INSTRUCTION:
Make an exact copy of all the entries below, with the pictures left out.

Collected data entries:
____
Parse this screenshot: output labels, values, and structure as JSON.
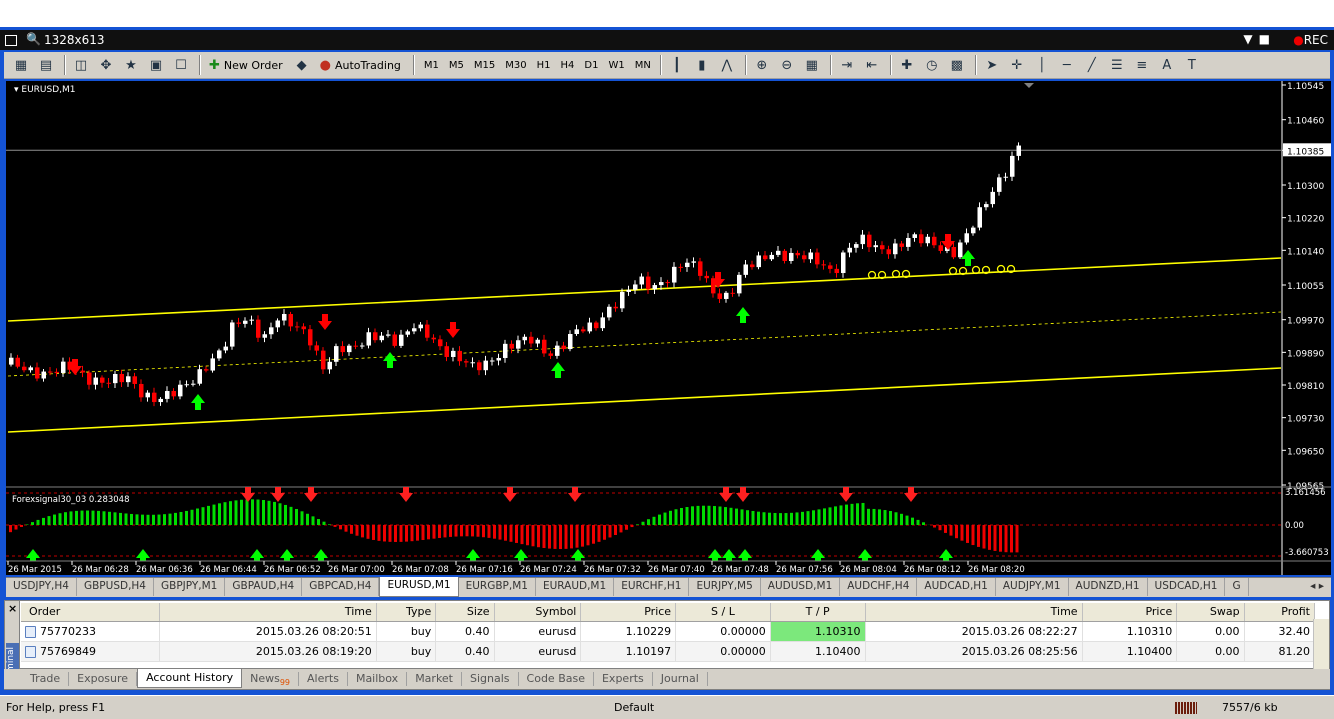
{
  "recorder": {
    "resolution": "1328x613",
    "rec_label": "REC"
  },
  "toolbar": {
    "new_order": "New Order",
    "auto_trading": "AutoTrading",
    "timeframes": [
      "M1",
      "M5",
      "M15",
      "M30",
      "H1",
      "H4",
      "D1",
      "W1",
      "MN"
    ]
  },
  "chart_title": "EURUSD,M1",
  "indicator_label": "Forexsignal30_03 0.283048",
  "current_price": "1.10385",
  "price_ticks": [
    "1.10545",
    "1.10460",
    "1.10385",
    "1.10300",
    "1.10220",
    "1.10140",
    "1.10055",
    "1.09970",
    "1.09890",
    "1.09810",
    "1.09730",
    "1.09650",
    "1.09565"
  ],
  "indicator_ticks": [
    "3.161456",
    "0.00",
    "-3.660753"
  ],
  "time_ticks": [
    "26 Mar 2015",
    "26 Mar 06:28",
    "26 Mar 06:36",
    "26 Mar 06:44",
    "26 Mar 06:52",
    "26 Mar 07:00",
    "26 Mar 07:08",
    "26 Mar 07:16",
    "26 Mar 07:24",
    "26 Mar 07:32",
    "26 Mar 07:40",
    "26 Mar 07:48",
    "26 Mar 07:56",
    "26 Mar 08:04",
    "26 Mar 08:12",
    "26 Mar 08:20"
  ],
  "symbol_tabs": [
    "USDJPY,H4",
    "GBPUSD,H4",
    "GBPJPY,M1",
    "GBPAUD,H4",
    "GBPCAD,H4",
    "EURUSD,M1",
    "EURGBP,M1",
    "EURAUD,M1",
    "EURCHF,H1",
    "EURJPY,M5",
    "AUDUSD,M1",
    "AUDCHF,H4",
    "AUDCAD,H1",
    "AUDJPY,M1",
    "AUDNZD,H1",
    "USDCAD,H1",
    "G"
  ],
  "active_symbol_tab": "EURUSD,M1",
  "history": {
    "columns": [
      "Order",
      "Time",
      "Type",
      "Size",
      "Symbol",
      "Price",
      "S / L",
      "T / P",
      "Time",
      "Price",
      "Swap",
      "Profit"
    ],
    "rows": [
      {
        "order": "75770233",
        "open_time": "2015.03.26 08:20:51",
        "type": "buy",
        "size": "0.40",
        "symbol": "eurusd",
        "price": "1.10229",
        "sl": "0.00000",
        "tp": "1.10310",
        "close_time": "2015.03.26 08:22:27",
        "close_price": "1.10310",
        "swap": "0.00",
        "profit": "32.40"
      },
      {
        "order": "75769849",
        "open_time": "2015.03.26 08:19:20",
        "type": "buy",
        "size": "0.40",
        "symbol": "eurusd",
        "price": "1.10197",
        "sl": "0.00000",
        "tp": "1.10400",
        "close_time": "2015.03.26 08:25:56",
        "close_price": "1.10400",
        "swap": "0.00",
        "profit": "81.20"
      }
    ]
  },
  "terminal_label": "Terminal",
  "terminal_tabs": [
    {
      "label": "Trade"
    },
    {
      "label": "Exposure"
    },
    {
      "label": "Account History",
      "active": true
    },
    {
      "label": "News",
      "badge": "99"
    },
    {
      "label": "Alerts"
    },
    {
      "label": "Mailbox"
    },
    {
      "label": "Market"
    },
    {
      "label": "Signals"
    },
    {
      "label": "Code Base"
    },
    {
      "label": "Experts"
    },
    {
      "label": "Journal"
    }
  ],
  "status": {
    "help": "For Help, press F1",
    "profile": "Default",
    "traffic": "7557/6 kb"
  },
  "colors": {
    "bull": "#ffffff",
    "bear": "#ff0000",
    "channel": "#ffff00",
    "up_arrow": "#00ff00",
    "down_arrow": "#ff0000",
    "tp_fill": "#7ce87c"
  }
}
____
SOLUTION:
Parse this screenshot: output labels, values, and structure as JSON.
{
  "recorder": {
    "resolution": "1328x613",
    "rec_label": "REC"
  },
  "toolbar": {
    "new_order": "New Order",
    "auto_trading": "AutoTrading",
    "timeframes": [
      "M1",
      "M5",
      "M15",
      "M30",
      "H1",
      "H4",
      "D1",
      "W1",
      "MN"
    ]
  },
  "chart_title": "EURUSD,M1",
  "indicator_label": "Forexsignal30_03 0.283048",
  "current_price": "1.10385",
  "price_ticks": [
    "1.10545",
    "1.10460",
    "1.10385",
    "1.10300",
    "1.10220",
    "1.10140",
    "1.10055",
    "1.09970",
    "1.09890",
    "1.09810",
    "1.09730",
    "1.09650",
    "1.09565"
  ],
  "indicator_ticks": [
    "3.161456",
    "0.00",
    "-3.660753"
  ],
  "time_ticks": [
    "26 Mar 2015",
    "26 Mar 06:28",
    "26 Mar 06:36",
    "26 Mar 06:44",
    "26 Mar 06:52",
    "26 Mar 07:00",
    "26 Mar 07:08",
    "26 Mar 07:16",
    "26 Mar 07:24",
    "26 Mar 07:32",
    "26 Mar 07:40",
    "26 Mar 07:48",
    "26 Mar 07:56",
    "26 Mar 08:04",
    "26 Mar 08:12",
    "26 Mar 08:20"
  ],
  "symbol_tabs": [
    "USDJPY,H4",
    "GBPUSD,H4",
    "GBPJPY,M1",
    "GBPAUD,H4",
    "GBPCAD,H4",
    "EURUSD,M1",
    "EURGBP,M1",
    "EURAUD,M1",
    "EURCHF,H1",
    "EURJPY,M5",
    "AUDUSD,M1",
    "AUDCHF,H4",
    "AUDCAD,H1",
    "AUDJPY,M1",
    "AUDNZD,H1",
    "USDCAD,H1",
    "G"
  ],
  "active_symbol_tab": "EURUSD,M1",
  "history": {
    "columns": [
      "Order",
      "Time",
      "Type",
      "Size",
      "Symbol",
      "Price",
      "S / L",
      "T / P",
      "Time",
      "Price",
      "Swap",
      "Profit"
    ],
    "rows": [
      {
        "order": "75770233",
        "open_time": "2015.03.26 08:20:51",
        "type": "buy",
        "size": "0.40",
        "symbol": "eurusd",
        "price": "1.10229",
        "sl": "0.00000",
        "tp": "1.10310",
        "close_time": "2015.03.26 08:22:27",
        "close_price": "1.10310",
        "swap": "0.00",
        "profit": "32.40"
      },
      {
        "order": "75769849",
        "open_time": "2015.03.26 08:19:20",
        "type": "buy",
        "size": "0.40",
        "symbol": "eurusd",
        "price": "1.10197",
        "sl": "0.00000",
        "tp": "1.10400",
        "close_time": "2015.03.26 08:25:56",
        "close_price": "1.10400",
        "swap": "0.00",
        "profit": "81.20"
      }
    ]
  },
  "terminal_label": "Terminal",
  "terminal_tabs": [
    {
      "label": "Trade"
    },
    {
      "label": "Exposure"
    },
    {
      "label": "Account History",
      "active": true
    },
    {
      "label": "News",
      "badge": "99"
    },
    {
      "label": "Alerts"
    },
    {
      "label": "Mailbox"
    },
    {
      "label": "Market"
    },
    {
      "label": "Signals"
    },
    {
      "label": "Code Base"
    },
    {
      "label": "Experts"
    },
    {
      "label": "Journal"
    }
  ],
  "status": {
    "help": "For Help, press F1",
    "profile": "Default",
    "traffic": "7557/6 kb"
  },
  "colors": {
    "bull": "#ffffff",
    "bear": "#ff0000",
    "channel": "#ffff00",
    "up_arrow": "#00ff00",
    "down_arrow": "#ff0000",
    "tp_fill": "#7ce87c"
  }
}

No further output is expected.